:: Assignment A ::
Translate this sentence from the biography text into Spanish: "Prof. Einsele is expert in the field of multiple myeloma, stem cell transplantation, CAR T cells, bi-specific antibodies and adoptive immunotherapy."
:: Assignment B ::
Reproduce the biography text word for word between "In 2003, he" and "category Clinical Medicine.", inclusive.

:: Supplied passage ::
--- --- ---

In 2003, he received the van Bekkum Award, the highest Annual European award for research in the field of stem cell transplantation. In 2011, he was elected as an Honorary Fellow of the Royal College of Pathologists (London) and in 2012 Nobel Lecturer Stem Cell Biology/ Transplantation, Nobel Forum Karolinska Institute. Since 2014, he was elected as a member of the Academy of Sciences and Literature, Mainz and 2017/2018/2019/2020 as an ISI “Highly Cited Researcher” in the category Clinical Medicine.
Prof. Einsele is expert in the field of multiple myeloma, stem cell transplantation, CAR T cells, bi-specific antibodies and adoptive immunotherapy.

Sara Ghorashian
London, UK
Great Ormond Street Hospital for Children
Sara Ghorashian
Sara Ghorashian is Consultant Paediatric Haematologist at Great Ormond Street Hospital for Children, London, UK. After receiving her medical degree from the University of Oxford, Dr Ghorashian undertook a PhD in TCR gene engineering of therapeutic T cells at the University College London Institute of Immunity and Infection. In 2014 she became Principal Clinical Research Associate at the UCL Institute of Child Health, acting as lead scientist of the CARPALL study, utilising low-avidity CD19 CAR-T cells for therapy of paediatric ALL. This novel CAR T cell product showed equivalent efficacy to Kymriah, with favourable toxicity profile and improved persistence. The study was published in Nature Medicine, 2019 and the CAR developed is now licensed to Autolus Ltd and is the subject of a licensing study in adults.

--- --- ---

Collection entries
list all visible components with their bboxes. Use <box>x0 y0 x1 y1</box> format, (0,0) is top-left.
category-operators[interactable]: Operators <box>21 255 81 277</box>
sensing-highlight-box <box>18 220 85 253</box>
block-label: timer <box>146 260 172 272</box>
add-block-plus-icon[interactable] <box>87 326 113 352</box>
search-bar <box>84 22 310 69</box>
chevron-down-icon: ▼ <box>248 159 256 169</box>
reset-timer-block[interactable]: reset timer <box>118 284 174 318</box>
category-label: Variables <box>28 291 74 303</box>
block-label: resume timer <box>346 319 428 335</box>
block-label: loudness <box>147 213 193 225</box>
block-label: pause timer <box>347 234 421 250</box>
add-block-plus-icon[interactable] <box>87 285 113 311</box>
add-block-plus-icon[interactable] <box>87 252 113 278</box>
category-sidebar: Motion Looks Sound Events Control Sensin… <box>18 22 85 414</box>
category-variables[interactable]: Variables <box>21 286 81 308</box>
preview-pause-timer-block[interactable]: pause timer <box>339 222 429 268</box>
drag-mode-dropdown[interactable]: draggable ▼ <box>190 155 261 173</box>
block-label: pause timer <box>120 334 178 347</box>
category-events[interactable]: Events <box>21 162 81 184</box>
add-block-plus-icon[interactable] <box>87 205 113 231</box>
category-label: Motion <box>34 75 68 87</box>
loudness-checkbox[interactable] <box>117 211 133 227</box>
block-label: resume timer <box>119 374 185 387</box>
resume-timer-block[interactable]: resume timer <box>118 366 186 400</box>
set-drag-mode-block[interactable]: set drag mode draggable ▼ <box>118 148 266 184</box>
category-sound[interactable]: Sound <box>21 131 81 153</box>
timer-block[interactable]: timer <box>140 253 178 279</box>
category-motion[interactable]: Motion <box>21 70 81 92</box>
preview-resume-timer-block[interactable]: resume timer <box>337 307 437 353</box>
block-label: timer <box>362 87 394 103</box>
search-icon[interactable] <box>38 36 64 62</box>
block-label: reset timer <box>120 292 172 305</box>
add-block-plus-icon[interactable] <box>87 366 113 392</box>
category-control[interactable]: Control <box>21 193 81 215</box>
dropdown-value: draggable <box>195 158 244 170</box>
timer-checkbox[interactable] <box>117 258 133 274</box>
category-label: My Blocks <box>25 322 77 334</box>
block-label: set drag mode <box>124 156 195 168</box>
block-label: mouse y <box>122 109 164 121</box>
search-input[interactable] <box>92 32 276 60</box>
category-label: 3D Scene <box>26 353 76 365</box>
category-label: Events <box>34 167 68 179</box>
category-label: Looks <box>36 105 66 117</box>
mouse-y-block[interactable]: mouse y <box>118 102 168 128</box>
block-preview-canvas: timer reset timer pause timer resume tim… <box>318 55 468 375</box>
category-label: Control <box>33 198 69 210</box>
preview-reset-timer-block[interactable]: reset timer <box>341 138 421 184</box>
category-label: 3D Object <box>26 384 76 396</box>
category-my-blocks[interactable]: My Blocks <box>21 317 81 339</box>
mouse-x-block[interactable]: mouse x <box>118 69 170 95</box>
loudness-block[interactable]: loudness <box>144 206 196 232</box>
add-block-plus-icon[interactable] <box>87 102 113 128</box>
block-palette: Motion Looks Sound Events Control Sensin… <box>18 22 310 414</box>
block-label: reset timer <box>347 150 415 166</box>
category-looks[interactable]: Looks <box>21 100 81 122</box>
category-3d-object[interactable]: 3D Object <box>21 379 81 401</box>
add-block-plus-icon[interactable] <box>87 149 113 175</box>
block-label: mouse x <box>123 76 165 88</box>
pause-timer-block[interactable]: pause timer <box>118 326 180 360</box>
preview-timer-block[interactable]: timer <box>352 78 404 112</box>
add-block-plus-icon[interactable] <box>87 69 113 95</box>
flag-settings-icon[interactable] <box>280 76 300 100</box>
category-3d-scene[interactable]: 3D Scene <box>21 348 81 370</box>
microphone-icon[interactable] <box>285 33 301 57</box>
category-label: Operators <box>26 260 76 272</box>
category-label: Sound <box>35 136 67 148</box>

--- --- ---

:: Expected output A ::
El Prof. Einsele es experto en el campo del mieloma múltiple, el trasplante de células madre, las células CAR T, los anticuerpos biespecíficos y la inmunoterapia adoptiva.

:: Expected output B ::
In 2003, he received the van Bekkum Award, the highest Annual European award for research in the field of stem cell transplantation. In 2011, he was elected as an Honorary Fellow of the Royal College of Pathologists (London) and in 2012 Nobel Lecturer Stem Cell Biology/ Transplantation, Nobel Forum Karolinska Institute. Since 2014, he was elected as a member of the Academy of Sciences and Literature, Mainz and 2017/2018/2019/2020 as an ISI “Highly Cited Researcher” in the category Clinical Medicine.